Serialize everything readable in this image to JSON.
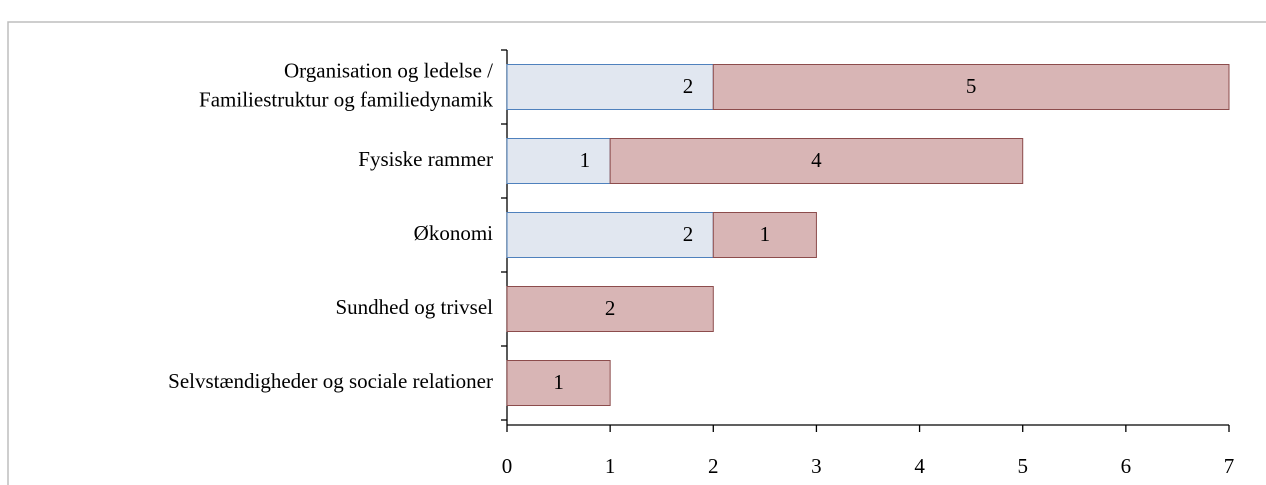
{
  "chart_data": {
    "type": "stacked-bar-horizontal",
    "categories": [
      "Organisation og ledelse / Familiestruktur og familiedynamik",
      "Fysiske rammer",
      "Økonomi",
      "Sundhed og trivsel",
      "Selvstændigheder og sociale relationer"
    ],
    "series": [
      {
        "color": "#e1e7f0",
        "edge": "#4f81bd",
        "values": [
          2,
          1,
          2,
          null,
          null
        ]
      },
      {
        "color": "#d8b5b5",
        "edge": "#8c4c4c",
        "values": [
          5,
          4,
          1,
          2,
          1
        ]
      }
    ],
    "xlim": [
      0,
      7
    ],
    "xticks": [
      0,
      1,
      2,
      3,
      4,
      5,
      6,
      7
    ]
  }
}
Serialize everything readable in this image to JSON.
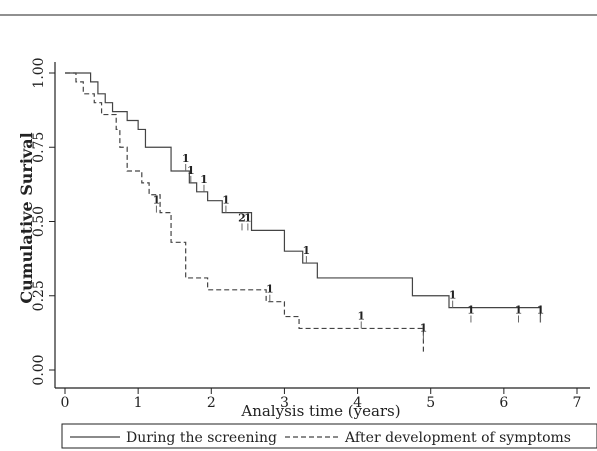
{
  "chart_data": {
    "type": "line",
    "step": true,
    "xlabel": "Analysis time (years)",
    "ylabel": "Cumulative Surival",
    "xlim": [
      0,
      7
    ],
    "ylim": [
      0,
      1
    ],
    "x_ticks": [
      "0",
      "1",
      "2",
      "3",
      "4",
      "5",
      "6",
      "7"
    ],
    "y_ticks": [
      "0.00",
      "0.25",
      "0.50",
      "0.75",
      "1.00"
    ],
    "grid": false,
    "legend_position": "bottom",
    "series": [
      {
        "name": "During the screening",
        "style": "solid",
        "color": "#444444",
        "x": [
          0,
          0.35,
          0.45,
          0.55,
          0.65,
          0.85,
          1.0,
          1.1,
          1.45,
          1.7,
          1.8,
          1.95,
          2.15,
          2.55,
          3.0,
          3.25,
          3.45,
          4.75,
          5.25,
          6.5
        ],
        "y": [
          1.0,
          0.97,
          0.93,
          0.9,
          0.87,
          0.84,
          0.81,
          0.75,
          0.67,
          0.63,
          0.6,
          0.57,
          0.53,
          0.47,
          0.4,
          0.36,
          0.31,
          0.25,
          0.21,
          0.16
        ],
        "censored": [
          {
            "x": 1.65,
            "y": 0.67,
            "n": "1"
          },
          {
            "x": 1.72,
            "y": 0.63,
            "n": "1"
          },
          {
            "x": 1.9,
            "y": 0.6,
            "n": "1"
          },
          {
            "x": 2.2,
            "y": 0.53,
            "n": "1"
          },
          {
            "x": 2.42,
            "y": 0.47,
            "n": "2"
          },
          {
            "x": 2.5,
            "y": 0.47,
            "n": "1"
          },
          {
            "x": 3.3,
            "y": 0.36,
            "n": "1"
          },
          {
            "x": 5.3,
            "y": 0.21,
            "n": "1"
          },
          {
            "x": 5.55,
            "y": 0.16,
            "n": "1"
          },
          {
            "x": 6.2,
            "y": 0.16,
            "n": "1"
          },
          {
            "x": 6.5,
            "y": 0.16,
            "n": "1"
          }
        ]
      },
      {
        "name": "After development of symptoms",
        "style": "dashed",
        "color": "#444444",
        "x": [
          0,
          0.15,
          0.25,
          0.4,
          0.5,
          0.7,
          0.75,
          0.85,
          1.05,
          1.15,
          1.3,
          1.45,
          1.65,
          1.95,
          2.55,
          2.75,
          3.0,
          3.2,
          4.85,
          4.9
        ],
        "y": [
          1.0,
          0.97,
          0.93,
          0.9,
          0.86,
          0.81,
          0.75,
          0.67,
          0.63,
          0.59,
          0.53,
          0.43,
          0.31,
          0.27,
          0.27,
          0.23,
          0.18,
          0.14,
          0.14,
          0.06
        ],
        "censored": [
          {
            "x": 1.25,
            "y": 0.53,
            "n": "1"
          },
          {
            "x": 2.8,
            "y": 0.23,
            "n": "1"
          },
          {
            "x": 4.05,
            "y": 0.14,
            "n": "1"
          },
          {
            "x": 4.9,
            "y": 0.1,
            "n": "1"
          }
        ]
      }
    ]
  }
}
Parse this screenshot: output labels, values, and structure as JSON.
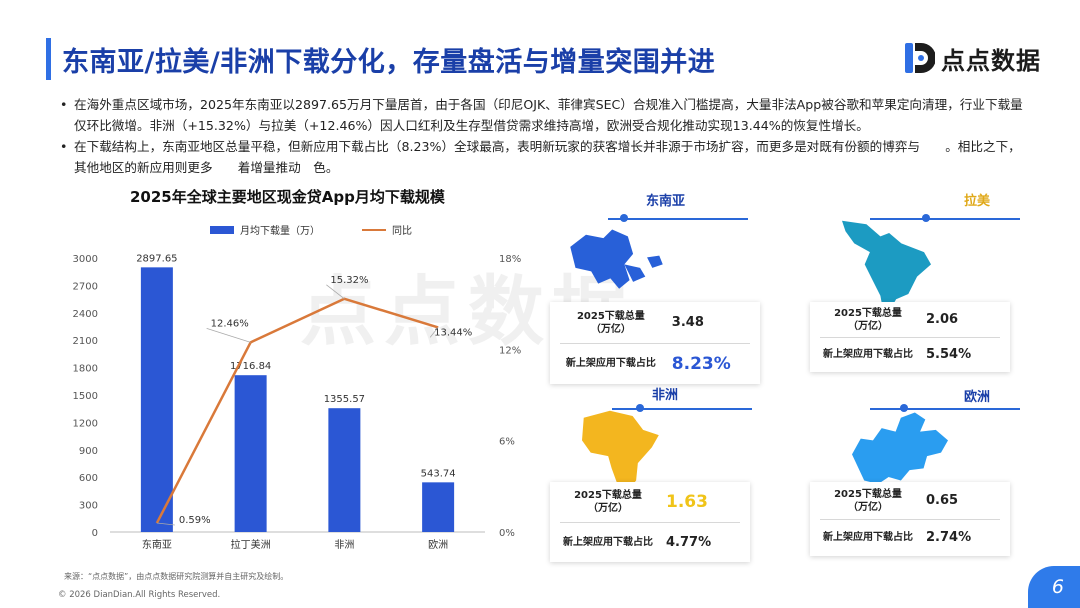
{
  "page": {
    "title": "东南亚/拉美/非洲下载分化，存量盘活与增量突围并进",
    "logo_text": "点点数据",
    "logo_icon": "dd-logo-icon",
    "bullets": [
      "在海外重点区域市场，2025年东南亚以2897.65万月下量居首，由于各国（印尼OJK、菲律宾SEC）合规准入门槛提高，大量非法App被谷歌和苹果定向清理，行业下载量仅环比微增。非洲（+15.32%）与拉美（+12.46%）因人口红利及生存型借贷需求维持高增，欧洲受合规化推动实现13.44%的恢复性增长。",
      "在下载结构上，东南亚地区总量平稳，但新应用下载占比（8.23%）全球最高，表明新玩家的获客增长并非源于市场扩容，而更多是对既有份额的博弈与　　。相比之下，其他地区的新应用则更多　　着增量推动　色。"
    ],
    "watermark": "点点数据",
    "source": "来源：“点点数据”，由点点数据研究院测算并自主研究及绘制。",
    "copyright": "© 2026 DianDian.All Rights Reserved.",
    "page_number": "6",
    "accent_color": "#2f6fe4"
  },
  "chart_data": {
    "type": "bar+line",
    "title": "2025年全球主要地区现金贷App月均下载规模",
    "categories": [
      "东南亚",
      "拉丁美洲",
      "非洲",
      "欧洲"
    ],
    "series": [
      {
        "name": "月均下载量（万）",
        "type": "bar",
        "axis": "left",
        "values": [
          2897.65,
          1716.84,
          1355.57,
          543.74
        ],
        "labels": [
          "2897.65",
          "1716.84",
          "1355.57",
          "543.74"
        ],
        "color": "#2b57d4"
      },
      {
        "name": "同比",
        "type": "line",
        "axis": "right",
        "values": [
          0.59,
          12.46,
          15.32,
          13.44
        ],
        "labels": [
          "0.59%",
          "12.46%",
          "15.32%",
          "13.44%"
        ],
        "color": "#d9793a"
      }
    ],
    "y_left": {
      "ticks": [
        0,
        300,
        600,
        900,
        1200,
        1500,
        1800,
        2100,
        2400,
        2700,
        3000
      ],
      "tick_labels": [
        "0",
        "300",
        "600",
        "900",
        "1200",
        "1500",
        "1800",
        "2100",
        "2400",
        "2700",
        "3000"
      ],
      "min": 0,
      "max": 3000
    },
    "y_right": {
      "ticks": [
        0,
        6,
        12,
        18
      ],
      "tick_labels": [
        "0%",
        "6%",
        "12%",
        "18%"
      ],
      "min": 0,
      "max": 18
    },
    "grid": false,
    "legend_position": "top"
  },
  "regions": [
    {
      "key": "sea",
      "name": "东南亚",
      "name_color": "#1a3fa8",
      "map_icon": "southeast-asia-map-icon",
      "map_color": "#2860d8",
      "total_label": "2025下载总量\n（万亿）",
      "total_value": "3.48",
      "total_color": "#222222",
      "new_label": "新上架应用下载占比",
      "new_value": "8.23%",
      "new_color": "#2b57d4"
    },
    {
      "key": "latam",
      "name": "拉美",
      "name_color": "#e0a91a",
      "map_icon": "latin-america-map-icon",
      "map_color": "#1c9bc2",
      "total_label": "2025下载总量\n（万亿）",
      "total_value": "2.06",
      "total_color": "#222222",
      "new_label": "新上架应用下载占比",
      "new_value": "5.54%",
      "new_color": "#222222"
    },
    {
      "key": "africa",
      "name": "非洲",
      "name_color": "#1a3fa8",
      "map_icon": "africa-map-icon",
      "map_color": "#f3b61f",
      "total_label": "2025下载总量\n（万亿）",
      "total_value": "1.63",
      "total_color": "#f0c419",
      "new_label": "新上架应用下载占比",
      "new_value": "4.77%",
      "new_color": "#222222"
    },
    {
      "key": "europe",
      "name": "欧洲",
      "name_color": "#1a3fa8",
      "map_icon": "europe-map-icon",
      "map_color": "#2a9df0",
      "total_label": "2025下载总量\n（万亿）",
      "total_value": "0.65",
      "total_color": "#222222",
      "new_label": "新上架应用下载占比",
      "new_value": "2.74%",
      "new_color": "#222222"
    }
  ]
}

= = = = = = =

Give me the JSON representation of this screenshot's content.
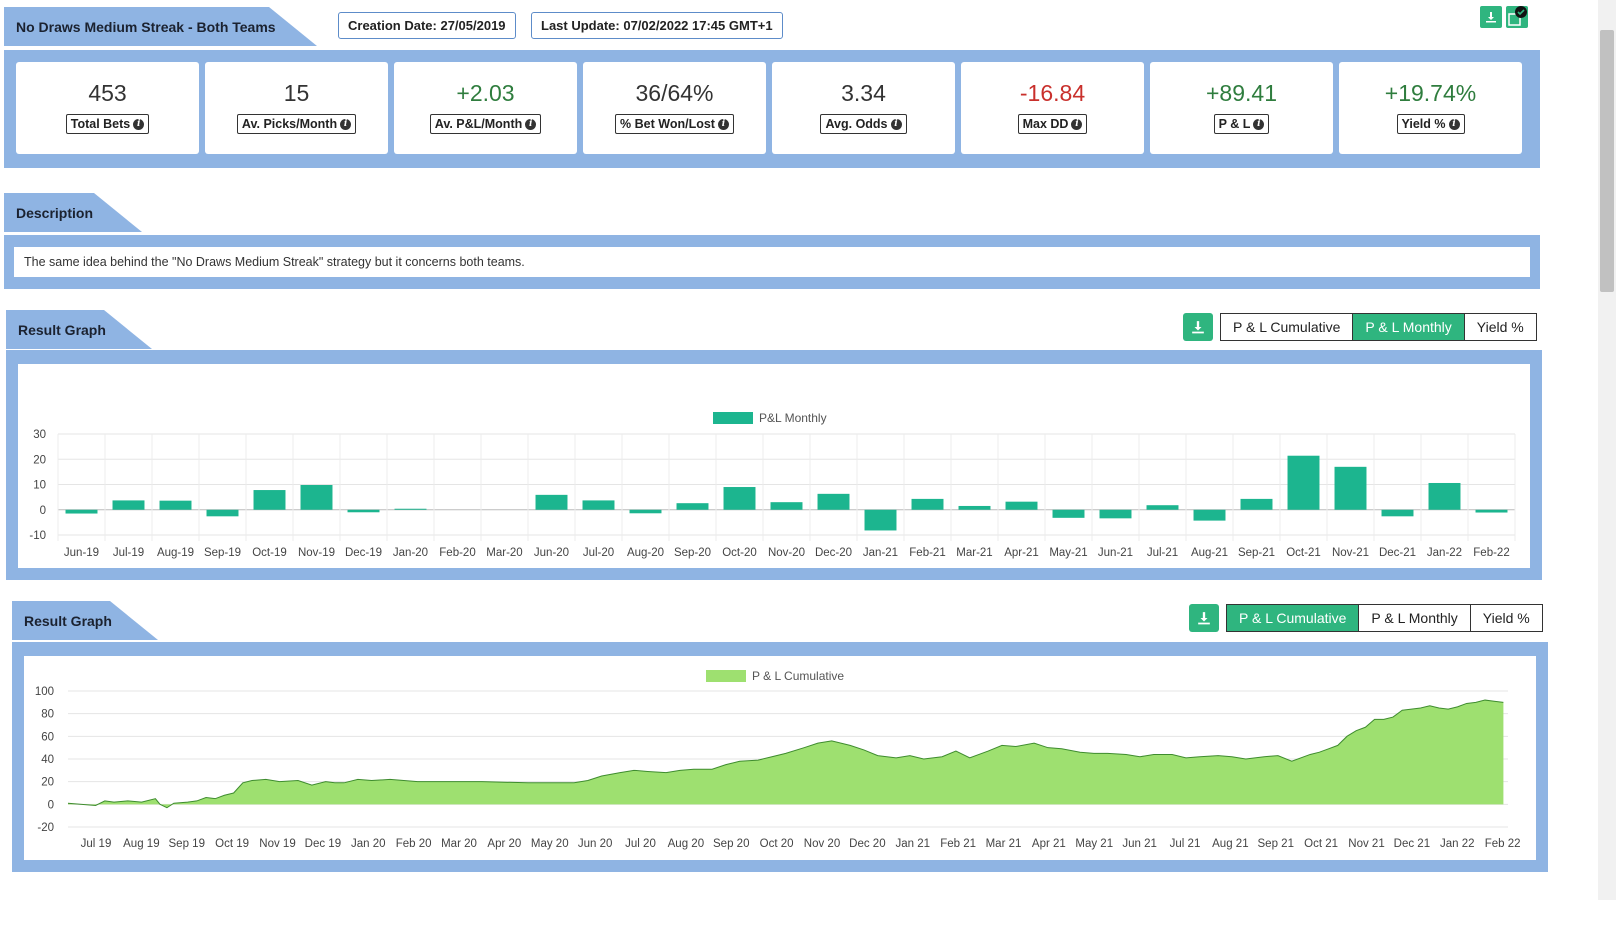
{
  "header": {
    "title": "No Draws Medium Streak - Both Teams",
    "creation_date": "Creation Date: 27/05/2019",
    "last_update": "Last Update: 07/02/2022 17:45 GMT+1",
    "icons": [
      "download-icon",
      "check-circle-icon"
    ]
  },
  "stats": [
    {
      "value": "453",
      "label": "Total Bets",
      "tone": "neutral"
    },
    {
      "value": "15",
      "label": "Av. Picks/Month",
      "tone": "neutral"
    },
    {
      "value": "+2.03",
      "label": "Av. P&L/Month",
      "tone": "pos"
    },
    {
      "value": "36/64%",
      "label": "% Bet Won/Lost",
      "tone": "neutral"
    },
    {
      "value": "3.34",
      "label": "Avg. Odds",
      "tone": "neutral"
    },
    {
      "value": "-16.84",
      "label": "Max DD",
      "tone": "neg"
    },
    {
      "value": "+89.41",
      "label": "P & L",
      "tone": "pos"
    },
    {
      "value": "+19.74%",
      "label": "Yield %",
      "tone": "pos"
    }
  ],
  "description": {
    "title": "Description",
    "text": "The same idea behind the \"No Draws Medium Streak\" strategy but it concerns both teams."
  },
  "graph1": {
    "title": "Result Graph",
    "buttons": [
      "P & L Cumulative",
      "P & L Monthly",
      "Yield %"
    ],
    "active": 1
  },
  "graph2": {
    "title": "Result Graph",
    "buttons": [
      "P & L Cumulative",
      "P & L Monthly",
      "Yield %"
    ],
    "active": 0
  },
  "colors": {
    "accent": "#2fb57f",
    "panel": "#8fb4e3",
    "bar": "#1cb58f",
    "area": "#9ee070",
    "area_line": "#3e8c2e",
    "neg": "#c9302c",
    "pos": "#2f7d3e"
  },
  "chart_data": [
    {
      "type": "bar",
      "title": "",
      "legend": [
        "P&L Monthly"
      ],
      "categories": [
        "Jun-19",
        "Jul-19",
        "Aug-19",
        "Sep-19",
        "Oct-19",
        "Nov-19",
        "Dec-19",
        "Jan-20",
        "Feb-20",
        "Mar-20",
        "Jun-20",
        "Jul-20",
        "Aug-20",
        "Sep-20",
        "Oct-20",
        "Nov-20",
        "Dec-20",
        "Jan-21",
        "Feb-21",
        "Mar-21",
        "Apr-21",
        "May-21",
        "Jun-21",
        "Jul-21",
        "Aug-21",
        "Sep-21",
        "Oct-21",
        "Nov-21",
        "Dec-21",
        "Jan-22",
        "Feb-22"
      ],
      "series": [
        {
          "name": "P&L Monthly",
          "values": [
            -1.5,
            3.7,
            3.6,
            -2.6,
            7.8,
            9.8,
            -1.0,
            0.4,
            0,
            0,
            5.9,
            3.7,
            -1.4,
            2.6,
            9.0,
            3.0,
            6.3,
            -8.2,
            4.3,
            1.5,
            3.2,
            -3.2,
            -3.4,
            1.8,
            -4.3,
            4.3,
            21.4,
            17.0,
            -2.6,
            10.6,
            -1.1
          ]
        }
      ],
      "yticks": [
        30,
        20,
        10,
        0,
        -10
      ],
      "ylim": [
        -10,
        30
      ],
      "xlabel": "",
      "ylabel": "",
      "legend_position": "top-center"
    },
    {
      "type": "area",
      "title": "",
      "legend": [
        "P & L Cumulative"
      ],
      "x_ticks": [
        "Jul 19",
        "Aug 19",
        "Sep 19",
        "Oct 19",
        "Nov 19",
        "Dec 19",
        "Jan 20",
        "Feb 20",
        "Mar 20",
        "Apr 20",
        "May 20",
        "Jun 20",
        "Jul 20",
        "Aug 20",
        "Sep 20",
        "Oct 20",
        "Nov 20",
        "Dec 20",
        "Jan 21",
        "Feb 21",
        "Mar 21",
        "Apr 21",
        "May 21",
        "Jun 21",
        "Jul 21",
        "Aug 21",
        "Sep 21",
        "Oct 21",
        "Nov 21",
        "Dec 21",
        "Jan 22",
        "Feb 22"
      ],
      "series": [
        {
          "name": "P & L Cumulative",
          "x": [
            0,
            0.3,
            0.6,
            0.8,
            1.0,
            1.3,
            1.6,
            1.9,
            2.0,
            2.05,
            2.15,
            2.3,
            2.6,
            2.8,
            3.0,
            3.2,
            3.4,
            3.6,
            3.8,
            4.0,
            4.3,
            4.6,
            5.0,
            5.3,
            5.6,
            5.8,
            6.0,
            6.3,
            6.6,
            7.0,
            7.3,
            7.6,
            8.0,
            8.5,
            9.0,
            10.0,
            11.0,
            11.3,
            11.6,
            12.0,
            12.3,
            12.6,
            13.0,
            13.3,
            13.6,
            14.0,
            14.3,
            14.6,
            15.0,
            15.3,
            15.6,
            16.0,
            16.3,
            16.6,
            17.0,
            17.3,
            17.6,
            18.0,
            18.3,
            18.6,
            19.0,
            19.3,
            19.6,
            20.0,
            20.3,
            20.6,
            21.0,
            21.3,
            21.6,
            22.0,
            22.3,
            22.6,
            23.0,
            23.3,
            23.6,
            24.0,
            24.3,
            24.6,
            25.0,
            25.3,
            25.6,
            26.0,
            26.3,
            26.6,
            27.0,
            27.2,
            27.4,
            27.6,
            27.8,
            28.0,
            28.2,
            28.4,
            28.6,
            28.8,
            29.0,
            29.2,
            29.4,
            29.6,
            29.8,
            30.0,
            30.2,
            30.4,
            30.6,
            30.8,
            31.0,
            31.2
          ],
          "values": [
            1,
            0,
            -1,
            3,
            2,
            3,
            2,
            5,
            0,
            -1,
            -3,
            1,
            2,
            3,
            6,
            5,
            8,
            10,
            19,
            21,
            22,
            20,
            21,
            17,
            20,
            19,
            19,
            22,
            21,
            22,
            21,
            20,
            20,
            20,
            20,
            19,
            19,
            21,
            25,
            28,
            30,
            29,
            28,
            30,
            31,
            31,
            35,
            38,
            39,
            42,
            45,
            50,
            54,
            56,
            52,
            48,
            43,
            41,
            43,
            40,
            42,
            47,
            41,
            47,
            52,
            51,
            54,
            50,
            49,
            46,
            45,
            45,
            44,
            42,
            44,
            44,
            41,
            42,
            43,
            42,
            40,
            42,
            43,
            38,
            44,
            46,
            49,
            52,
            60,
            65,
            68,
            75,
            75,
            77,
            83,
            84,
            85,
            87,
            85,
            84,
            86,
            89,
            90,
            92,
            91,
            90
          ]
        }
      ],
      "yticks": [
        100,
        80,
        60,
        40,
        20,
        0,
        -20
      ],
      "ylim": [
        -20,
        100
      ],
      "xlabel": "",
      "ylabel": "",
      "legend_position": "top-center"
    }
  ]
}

= = = = = = =

> [INSTRUCTIONS TO FOLLOW]: Show every line in the entries where the string "screenshot" occurs.

> [RIGHT ANSWER]:
Parse this screenshot: output labels, values, and structure as JSON.
Give me the JSON representation of this screenshot's content.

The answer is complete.